Task description: Among the entries, which lines carry the string "preview"? Copy each of them.

## Begin Records for this task

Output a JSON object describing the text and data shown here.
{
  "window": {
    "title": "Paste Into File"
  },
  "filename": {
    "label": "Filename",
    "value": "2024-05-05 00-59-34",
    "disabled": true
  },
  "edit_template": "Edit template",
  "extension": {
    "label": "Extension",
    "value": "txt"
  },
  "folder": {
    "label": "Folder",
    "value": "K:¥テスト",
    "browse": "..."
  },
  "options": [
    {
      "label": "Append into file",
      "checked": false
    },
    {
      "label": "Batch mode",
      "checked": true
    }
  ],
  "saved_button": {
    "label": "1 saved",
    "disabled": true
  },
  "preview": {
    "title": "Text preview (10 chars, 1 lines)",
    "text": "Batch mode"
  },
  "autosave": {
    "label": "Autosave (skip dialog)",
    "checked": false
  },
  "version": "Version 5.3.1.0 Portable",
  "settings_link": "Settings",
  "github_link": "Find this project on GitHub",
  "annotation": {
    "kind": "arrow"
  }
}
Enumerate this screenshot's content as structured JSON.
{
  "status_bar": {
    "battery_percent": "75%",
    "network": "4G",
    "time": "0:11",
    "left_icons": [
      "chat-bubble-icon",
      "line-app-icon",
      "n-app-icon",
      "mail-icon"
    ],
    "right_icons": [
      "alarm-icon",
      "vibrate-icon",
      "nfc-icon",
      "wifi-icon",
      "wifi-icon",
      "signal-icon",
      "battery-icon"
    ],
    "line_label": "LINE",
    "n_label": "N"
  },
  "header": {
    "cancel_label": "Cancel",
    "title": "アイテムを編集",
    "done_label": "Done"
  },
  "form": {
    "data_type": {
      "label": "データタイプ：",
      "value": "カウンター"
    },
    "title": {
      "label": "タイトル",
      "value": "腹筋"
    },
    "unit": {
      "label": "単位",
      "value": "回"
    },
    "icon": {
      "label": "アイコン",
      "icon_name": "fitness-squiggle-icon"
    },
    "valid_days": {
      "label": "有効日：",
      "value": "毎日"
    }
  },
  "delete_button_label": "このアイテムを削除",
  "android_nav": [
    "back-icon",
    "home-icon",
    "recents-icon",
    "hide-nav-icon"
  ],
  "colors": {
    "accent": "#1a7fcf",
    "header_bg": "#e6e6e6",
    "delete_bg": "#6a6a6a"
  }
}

## End Records for this task

Response below:
  "preview": {
    "title": "Text preview (10 chars, 1 lines)",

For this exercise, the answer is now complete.